### Stored data entries:
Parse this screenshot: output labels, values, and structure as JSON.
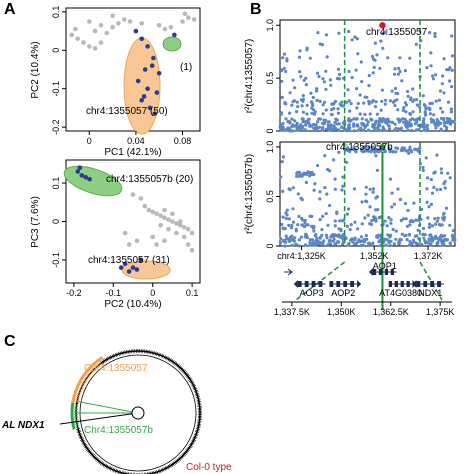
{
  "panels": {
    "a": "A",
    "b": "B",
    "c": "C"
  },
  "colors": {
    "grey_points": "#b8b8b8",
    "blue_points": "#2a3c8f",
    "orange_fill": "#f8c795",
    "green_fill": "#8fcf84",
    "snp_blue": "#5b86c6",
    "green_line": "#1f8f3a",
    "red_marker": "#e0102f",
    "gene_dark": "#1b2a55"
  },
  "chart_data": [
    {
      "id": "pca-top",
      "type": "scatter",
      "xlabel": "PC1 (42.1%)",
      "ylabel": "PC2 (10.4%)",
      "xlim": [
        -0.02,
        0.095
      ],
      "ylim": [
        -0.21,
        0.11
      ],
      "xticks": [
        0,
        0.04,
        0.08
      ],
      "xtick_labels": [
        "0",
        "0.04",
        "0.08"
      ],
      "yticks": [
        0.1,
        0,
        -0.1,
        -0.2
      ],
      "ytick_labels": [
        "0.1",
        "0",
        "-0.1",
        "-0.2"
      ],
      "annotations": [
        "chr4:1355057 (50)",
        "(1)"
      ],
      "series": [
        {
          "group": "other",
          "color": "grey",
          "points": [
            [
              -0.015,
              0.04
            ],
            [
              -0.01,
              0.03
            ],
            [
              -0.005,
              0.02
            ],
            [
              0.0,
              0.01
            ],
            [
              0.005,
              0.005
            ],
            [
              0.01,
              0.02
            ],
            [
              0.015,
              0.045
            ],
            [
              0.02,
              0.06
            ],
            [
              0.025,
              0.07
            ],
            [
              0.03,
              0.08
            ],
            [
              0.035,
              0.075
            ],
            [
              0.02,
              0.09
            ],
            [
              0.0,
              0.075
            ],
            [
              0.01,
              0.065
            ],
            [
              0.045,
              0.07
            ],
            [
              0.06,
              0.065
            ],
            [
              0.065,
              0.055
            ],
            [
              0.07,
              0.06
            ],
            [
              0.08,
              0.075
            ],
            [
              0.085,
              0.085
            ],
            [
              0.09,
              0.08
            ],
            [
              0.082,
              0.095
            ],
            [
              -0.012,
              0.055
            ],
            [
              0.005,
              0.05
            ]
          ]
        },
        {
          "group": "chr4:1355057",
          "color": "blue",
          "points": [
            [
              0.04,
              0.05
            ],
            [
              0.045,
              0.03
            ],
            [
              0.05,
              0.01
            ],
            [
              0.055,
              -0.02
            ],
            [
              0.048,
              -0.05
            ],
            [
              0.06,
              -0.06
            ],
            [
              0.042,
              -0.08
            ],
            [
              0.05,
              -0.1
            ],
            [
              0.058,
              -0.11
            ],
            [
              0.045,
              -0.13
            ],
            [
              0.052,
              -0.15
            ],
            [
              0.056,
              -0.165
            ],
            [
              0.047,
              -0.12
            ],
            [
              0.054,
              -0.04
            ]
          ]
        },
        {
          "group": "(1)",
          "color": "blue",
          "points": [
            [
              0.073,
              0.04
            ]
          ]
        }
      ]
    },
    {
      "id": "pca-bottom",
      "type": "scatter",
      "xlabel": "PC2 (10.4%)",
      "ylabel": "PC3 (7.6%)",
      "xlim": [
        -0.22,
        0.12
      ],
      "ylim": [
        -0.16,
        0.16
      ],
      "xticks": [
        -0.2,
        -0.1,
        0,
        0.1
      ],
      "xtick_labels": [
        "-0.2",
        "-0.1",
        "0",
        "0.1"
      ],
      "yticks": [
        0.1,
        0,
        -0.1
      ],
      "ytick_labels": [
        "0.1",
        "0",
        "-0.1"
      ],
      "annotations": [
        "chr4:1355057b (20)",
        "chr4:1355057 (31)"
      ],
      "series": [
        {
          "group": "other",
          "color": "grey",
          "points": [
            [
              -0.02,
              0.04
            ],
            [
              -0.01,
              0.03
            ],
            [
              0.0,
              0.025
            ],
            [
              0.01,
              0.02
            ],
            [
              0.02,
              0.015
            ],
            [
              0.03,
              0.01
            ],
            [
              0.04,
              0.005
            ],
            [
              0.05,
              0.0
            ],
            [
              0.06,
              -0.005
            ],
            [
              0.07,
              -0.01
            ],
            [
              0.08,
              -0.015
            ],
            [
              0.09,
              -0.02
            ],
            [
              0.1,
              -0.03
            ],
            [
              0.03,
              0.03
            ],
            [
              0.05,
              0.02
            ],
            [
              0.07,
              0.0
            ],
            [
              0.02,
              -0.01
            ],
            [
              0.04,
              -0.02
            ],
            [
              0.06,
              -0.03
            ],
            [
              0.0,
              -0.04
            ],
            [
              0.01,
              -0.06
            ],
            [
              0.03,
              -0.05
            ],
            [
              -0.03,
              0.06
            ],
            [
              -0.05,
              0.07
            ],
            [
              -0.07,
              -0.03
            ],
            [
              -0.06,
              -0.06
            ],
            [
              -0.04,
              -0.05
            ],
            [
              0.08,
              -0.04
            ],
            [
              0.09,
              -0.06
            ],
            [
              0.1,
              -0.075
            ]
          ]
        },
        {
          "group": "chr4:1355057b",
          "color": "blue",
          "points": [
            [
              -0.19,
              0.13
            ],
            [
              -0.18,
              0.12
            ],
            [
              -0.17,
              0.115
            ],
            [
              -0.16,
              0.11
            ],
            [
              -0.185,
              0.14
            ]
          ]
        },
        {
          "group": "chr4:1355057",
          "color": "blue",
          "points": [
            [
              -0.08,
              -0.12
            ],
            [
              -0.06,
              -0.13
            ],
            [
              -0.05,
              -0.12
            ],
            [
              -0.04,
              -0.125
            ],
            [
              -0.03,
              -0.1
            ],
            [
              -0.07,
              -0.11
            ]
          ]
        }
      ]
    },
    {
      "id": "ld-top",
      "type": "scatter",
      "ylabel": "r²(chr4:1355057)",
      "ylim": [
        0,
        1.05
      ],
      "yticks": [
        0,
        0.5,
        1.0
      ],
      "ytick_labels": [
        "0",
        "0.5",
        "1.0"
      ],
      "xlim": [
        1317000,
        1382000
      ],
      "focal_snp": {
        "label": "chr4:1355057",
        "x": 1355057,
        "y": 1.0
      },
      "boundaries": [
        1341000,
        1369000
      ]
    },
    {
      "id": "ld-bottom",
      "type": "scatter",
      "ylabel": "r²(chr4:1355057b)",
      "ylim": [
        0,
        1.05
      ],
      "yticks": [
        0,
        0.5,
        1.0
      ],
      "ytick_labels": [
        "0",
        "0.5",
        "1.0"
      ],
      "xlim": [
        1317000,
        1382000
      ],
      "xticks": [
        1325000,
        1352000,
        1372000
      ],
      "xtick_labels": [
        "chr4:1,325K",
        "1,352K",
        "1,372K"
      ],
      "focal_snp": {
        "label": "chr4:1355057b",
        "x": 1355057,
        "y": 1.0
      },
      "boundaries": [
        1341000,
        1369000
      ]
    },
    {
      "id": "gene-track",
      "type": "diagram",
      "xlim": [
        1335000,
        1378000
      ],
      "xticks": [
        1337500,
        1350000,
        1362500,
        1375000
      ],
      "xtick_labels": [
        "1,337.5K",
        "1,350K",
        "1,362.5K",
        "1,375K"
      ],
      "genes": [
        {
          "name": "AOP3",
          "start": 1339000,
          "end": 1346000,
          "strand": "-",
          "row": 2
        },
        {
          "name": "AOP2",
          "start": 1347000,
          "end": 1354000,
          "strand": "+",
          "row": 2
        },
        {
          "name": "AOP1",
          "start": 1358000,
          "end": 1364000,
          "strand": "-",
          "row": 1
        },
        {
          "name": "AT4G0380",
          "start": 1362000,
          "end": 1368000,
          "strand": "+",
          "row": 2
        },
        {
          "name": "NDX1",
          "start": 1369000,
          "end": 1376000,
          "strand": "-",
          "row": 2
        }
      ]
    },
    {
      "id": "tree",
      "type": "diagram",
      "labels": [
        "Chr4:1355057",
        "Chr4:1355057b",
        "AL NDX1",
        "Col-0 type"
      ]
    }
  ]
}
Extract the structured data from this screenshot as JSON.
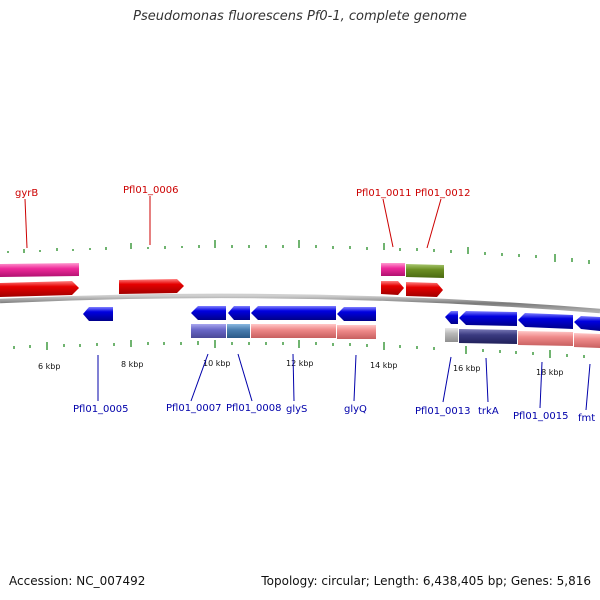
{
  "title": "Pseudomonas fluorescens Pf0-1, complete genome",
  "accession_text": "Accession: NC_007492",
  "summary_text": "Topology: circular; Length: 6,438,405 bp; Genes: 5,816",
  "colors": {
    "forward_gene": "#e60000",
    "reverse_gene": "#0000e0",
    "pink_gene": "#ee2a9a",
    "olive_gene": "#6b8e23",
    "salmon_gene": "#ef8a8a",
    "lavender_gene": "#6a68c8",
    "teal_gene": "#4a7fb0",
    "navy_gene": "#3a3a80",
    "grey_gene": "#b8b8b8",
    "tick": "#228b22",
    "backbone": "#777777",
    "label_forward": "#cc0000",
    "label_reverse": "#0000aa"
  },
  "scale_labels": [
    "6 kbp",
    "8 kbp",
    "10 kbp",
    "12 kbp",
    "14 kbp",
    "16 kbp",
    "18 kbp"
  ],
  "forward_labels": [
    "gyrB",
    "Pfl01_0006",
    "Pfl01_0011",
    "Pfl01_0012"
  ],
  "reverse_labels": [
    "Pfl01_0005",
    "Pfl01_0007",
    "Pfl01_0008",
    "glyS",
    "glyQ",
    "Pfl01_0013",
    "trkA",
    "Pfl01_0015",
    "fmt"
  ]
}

### Exercise objective:
Search the data above for the word "JSON", then gather each line in which it appears.

### Task output:
Parse this screenshot: output labels, values, and structure as JSON.
Extract the structured data from this screenshot as JSON.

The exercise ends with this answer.